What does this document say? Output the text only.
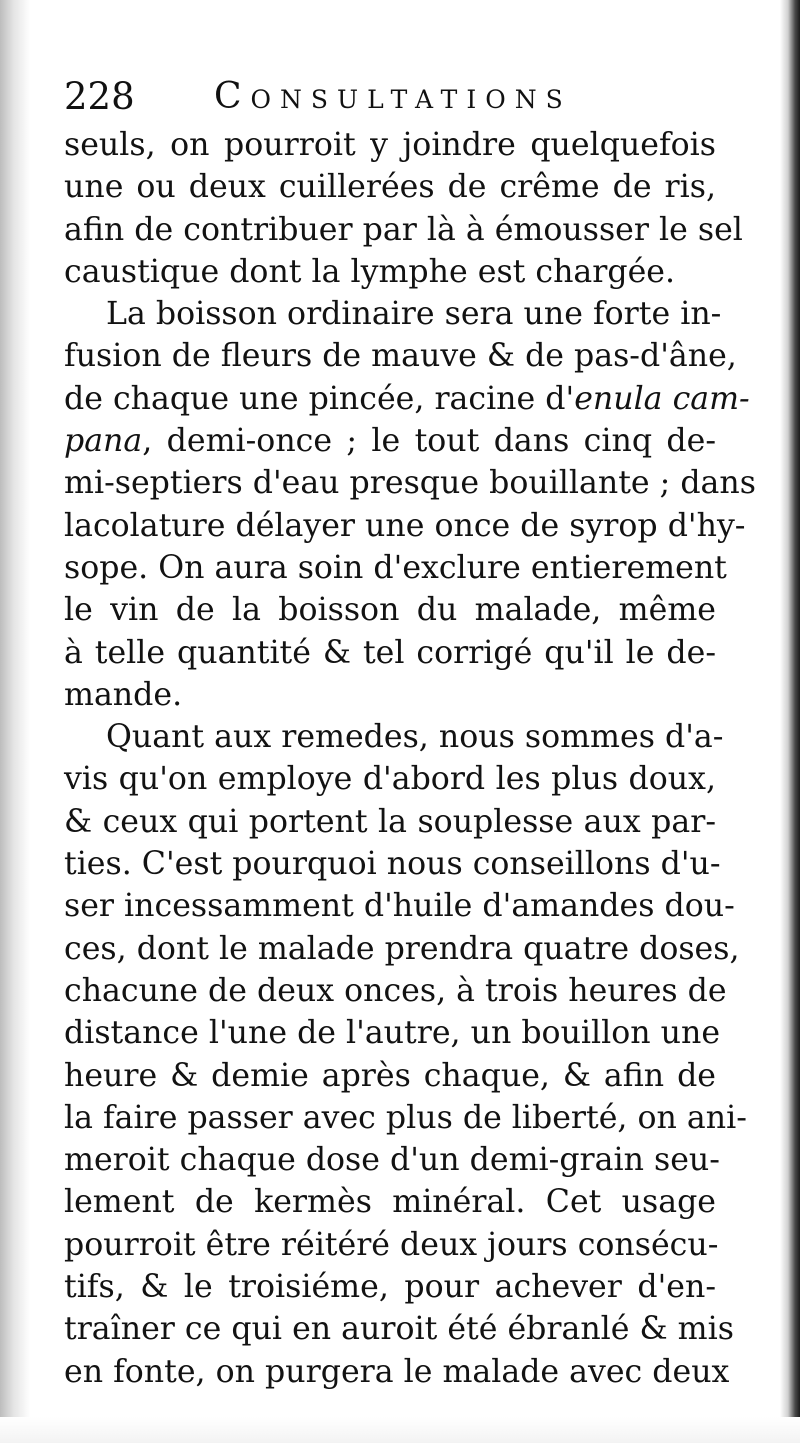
228 Consultations
seuls, on pourroit y joindre quelquefois
une ou deux cuillerées de crême de ris,
afin de contribuer par là à émousser le sel
caustique dont la lymphe est chargée.
La boisson ordinaire sera une forte in-
fusion de fleurs de mauve & de pas-d'âne,
de chaque une pincée, racine d'enula cam-
pana, demi-once ; le tout dans cinq de-
mi-septiers d'eau presque bouillante ; dans
lacolature délayer une once de syrop d'hy-
sope. On aura soin d'exclure entierement
le vin de la boisson du malade, même
à telle quantité & tel corrigé qu'il le de-
mande.
Quant aux remedes, nous sommes d'a-
vis qu'on employe d'abord les plus doux,
& ceux qui portent la souplesse aux par-
ties. C'est pourquoi nous conseillons d'u-
ser incessamment d'huile d'amandes dou-
ces, dont le malade prendra quatre doses,
chacune de deux onces, à trois heures de
distance l'une de l'autre, un bouillon une
heure & demie après chaque, & afin de
la faire passer avec plus de liberté, on ani-
meroit chaque dose d'un demi-grain seu-
lement de kermès minéral. Cet usage
pourroit être réitéré deux jours consécu-
tifs, & le troisiéme, pour achever d'en-
traîner ce qui en auroit été ébranlé & mis
en fonte, on purgera le malade avec deux
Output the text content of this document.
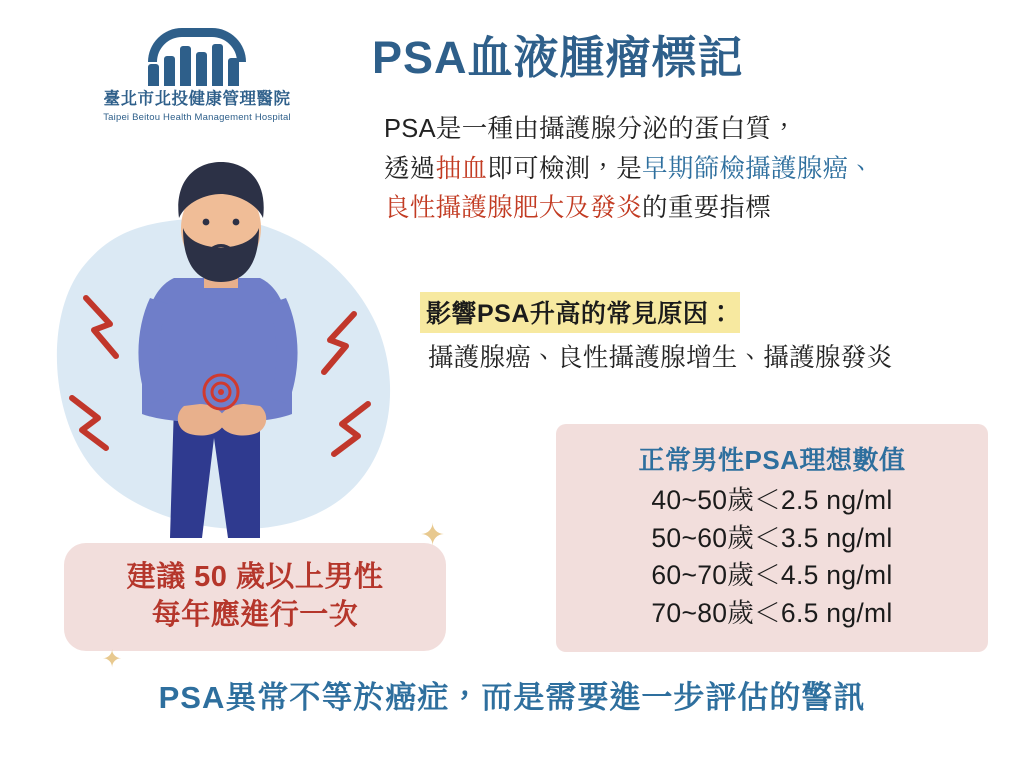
臺北市北投健康管理醫院
Taipei Beitou Health Management Hospital
PSA血液腫瘤標記
PSA是一種由攝護腺分泌的蛋白質，
透過抽血即可檢測，是早期篩檢攝護腺癌、
良性攝護腺肥大及發炎的重要指標
影響PSA升高的常見原因：
攝護腺癌、良性攝護腺增生、攝護腺發炎
正常男性PSA理想數值
40~50歲＜2.5 ng/ml
50~60歲＜3.5 ng/ml
60~70歲＜4.5 ng/ml
70~80歲＜6.5 ng/ml
建議 50 歲以上男性
每年應進行一次
✦
✦
PSA異常不等於癌症，而是需要進一步評估的警訊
────────────────
• [What the task asks]
Working from the material above, transcribe it exactly while omitting pictures.

• [The solution]
What does this document say? Output the text only.
228 Consultations
seuls, on pourroit y joindre quelquefois
une ou deux cuillerées de crême de ris,
afin de contribuer par là à émousser le sel
caustique dont la lymphe est chargée.
La boisson ordinaire sera une forte in-
fusion de fleurs de mauve & de pas-d'âne,
de chaque une pincée, racine d'enula cam-
pana, demi-once ; le tout dans cinq de-
mi-septiers d'eau presque bouillante ; dans
lacolature délayer une once de syrop d'hy-
sope. On aura soin d'exclure entierement
le vin de la boisson du malade, même
à telle quantité & tel corrigé qu'il le de-
mande.
Quant aux remedes, nous sommes d'a-
vis qu'on employe d'abord les plus doux,
& ceux qui portent la souplesse aux par-
ties. C'est pourquoi nous conseillons d'u-
ser incessamment d'huile d'amandes dou-
ces, dont le malade prendra quatre doses,
chacune de deux onces, à trois heures de
distance l'une de l'autre, un bouillon une
heure & demie après chaque, & afin de
la faire passer avec plus de liberté, on ani-
meroit chaque dose d'un demi-grain seu-
lement de kermès minéral. Cet usage
pourroit être réitéré deux jours consécu-
tifs, & le troisiéme, pour achever d'en-
traîner ce qui en auroit été ébranlé & mis
en fonte, on purgera le malade avec deux
Output the text content of this document.
臺北市北投健康管理醫院
Taipei Beitou Health Management Hospital
PSA血液腫瘤標記
PSA是一種由攝護腺分泌的蛋白質，
透過抽血即可檢測，是早期篩檢攝護腺癌、
良性攝護腺肥大及發炎的重要指標
影響PSA升高的常見原因：
攝護腺癌、良性攝護腺增生、攝護腺發炎
正常男性PSA理想數值
40~50歲＜2.5 ng/ml
50~60歲＜3.5 ng/ml
60~70歲＜4.5 ng/ml
70~80歲＜6.5 ng/ml
建議 50 歲以上男性
每年應進行一次
✦
✦
PSA異常不等於癌症，而是需要進一步評估的警訊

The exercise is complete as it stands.